* [Request]: Copy the records that follow exactly as written, but not their pictures.

Start of Materials provided

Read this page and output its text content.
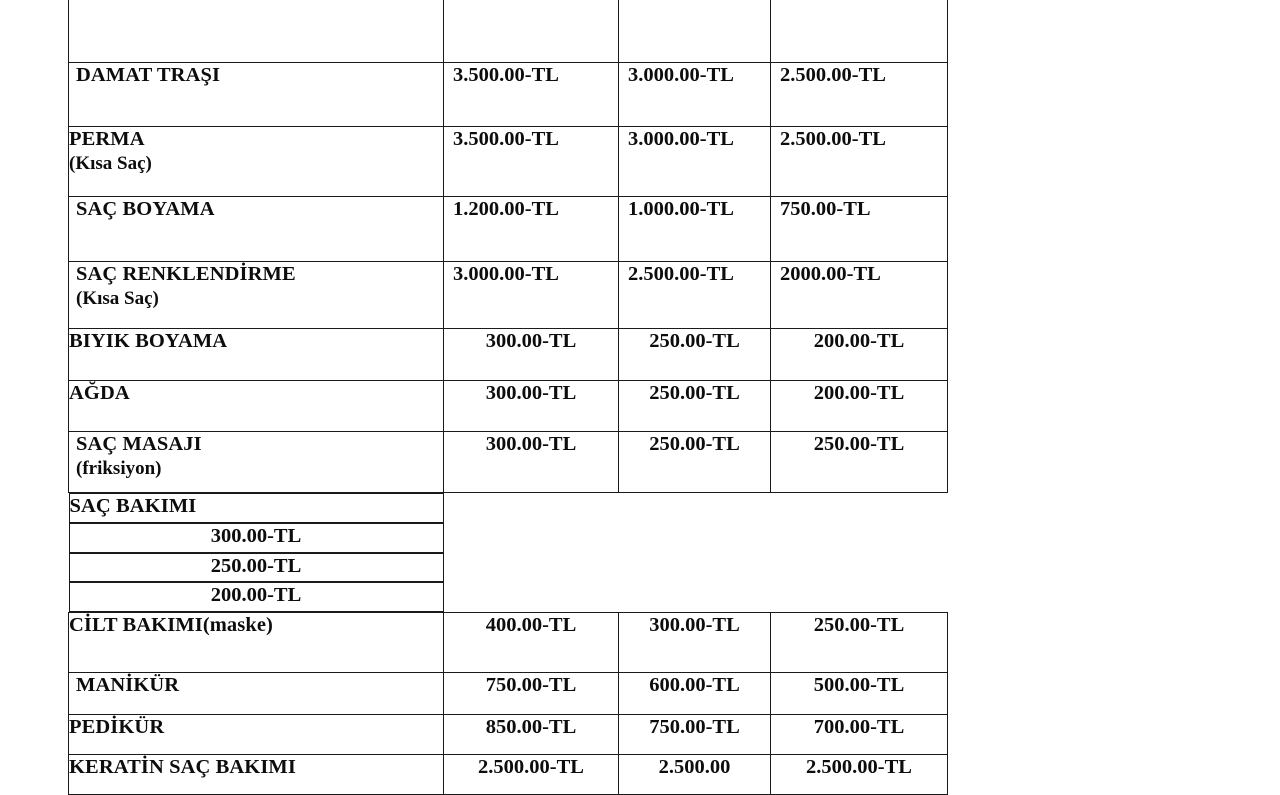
DAMAT TRAŞI	3.500.00-TL	3.000.00-TL	2.500.00-TL

PERMA
(Kısa Saç)	3.500.00-TL	3.000.00-TL	2.500.00-TL

SAÇ BOYAMA	1.200.00-TL	1.000.00-TL	750.00-TL

SAÇ RENKLENDİRME
(Kısa Saç)	3.000.00-TL	2.500.00-TL	2000.00-TL

BIYIK BOYAMA	300.00-TL	250.00-TL	200.00-TL

AĞDA	300.00-TL	250.00-TL	200.00-TL

SAÇ MASAJI
(friksiyon)	300.00-TL	250.00-TL	250.00-TL

SAÇ BAKIMI
300.00-TL
250.00-TL
200.00-TL

CİLT BAKIMI(maske)	400.00-TL	300.00-TL	250.00-TL

MANİKÜR	750.00-TL	600.00-TL	500.00-TL

PEDİKÜR	850.00-TL	750.00-TL	700.00-TL

KERATİN SAÇ BAKIMI	2.500.00-TL	2.500.00	2.500.00-TL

End of Materials provided

* [Exercise answer]:
Read this page and output its text content.
DAMAT TRAŞI	3.500.00-TL	3.000.00-TL	2.500.00-TL

PERMA
(Kısa Saç)	3.500.00-TL	3.000.00-TL	2.500.00-TL

SAÇ BOYAMA	1.200.00-TL	1.000.00-TL	750.00-TL

SAÇ RENKLENDİRME
(Kısa Saç)	3.000.00-TL	2.500.00-TL	2000.00-TL

BIYIK BOYAMA	300.00-TL	250.00-TL	200.00-TL

AĞDA	300.00-TL	250.00-TL	200.00-TL

SAÇ MASAJI
(friksiyon)	300.00-TL	250.00-TL	250.00-TL

SAÇ BAKIMI
300.00-TL
250.00-TL
200.00-TL

CİLT BAKIMI(maske)	400.00-TL	300.00-TL	250.00-TL

MANİKÜR	750.00-TL	600.00-TL	500.00-TL

PEDİKÜR	850.00-TL	750.00-TL	700.00-TL

KERATİN SAÇ BAKIMI	2.500.00-TL	2.500.00	2.500.00-TL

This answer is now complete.